DATA RECORDS
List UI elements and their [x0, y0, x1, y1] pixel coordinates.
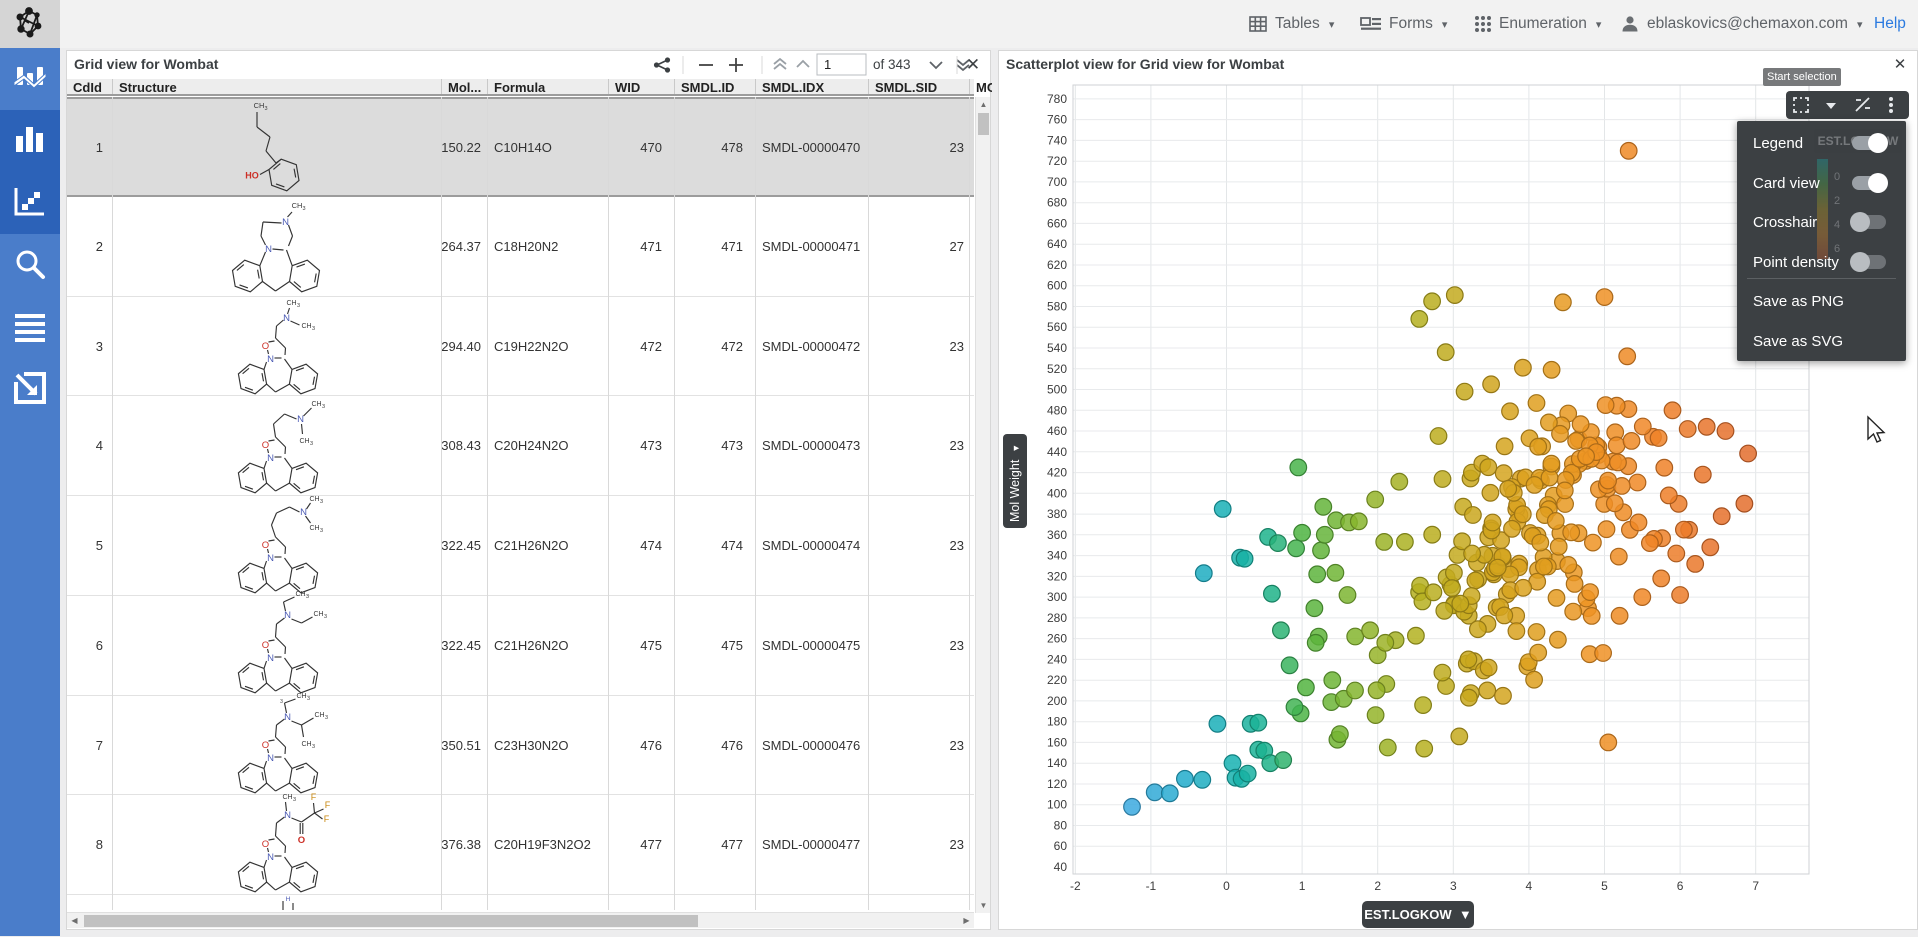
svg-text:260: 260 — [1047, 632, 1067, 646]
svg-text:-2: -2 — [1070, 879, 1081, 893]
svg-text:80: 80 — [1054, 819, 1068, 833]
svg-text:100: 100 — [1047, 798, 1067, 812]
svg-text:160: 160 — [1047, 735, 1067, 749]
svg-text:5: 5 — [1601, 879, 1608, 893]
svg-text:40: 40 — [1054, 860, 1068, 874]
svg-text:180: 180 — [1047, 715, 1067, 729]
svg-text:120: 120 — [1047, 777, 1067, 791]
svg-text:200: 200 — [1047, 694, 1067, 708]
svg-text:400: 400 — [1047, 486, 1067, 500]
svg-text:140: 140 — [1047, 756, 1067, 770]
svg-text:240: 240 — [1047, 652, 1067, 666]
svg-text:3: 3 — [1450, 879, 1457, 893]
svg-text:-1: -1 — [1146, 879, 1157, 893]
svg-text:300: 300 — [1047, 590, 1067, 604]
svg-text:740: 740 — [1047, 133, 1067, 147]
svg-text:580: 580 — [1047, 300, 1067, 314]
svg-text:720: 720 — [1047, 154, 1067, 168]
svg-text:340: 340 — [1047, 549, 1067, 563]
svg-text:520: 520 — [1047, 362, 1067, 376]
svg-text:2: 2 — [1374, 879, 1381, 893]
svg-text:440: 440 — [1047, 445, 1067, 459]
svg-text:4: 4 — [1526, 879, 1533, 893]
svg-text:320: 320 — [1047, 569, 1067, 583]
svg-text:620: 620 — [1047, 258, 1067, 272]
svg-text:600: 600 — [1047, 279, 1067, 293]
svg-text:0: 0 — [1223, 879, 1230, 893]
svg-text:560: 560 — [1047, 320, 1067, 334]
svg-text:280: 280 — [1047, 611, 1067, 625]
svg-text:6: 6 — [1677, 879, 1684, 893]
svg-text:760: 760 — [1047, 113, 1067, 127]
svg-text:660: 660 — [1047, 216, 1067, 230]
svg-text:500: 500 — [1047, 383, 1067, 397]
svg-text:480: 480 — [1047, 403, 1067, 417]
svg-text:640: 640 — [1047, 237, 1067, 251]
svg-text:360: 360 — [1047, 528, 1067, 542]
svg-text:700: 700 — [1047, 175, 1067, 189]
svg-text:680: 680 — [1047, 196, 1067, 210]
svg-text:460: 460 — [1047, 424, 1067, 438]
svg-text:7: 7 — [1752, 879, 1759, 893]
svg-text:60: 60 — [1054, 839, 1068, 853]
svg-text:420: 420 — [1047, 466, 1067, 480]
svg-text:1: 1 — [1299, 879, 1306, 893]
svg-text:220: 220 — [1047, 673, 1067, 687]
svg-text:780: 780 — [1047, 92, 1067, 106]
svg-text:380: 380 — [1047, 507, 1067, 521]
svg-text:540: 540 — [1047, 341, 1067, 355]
---
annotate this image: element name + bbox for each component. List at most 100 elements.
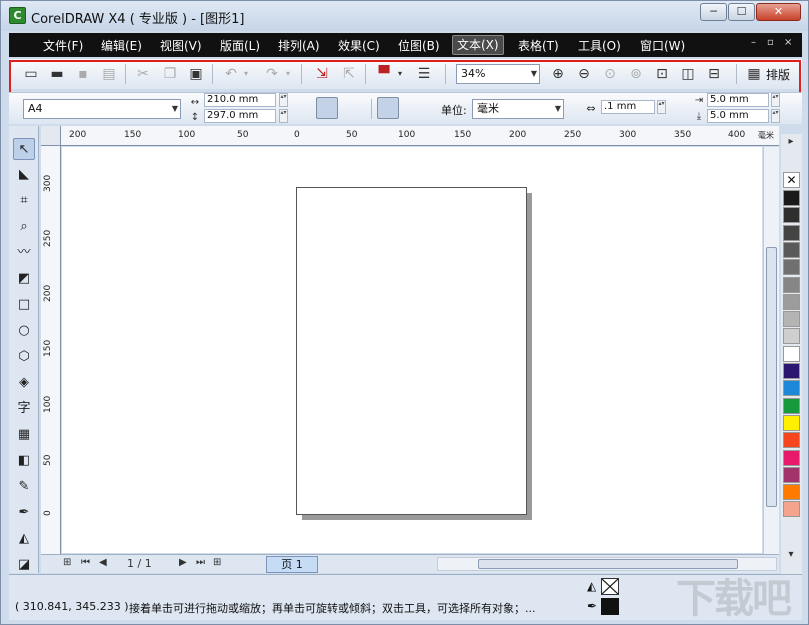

TASK TO COMPLETE
Could you copy the records from the line with "List UI elements" to the line with "svg-text:160: 160 — [1047, 735, 1067, 749]", both lines included, and leave the picture out?

THE RESULT
List UI elements and their [x0, y0, x1, y1] pixel coordinates.
svg-text:260: 260 — [1047, 632, 1067, 646]
svg-text:-2: -2 — [1070, 879, 1081, 893]
svg-text:80: 80 — [1054, 819, 1068, 833]
svg-text:100: 100 — [1047, 798, 1067, 812]
svg-text:160: 160 — [1047, 735, 1067, 749]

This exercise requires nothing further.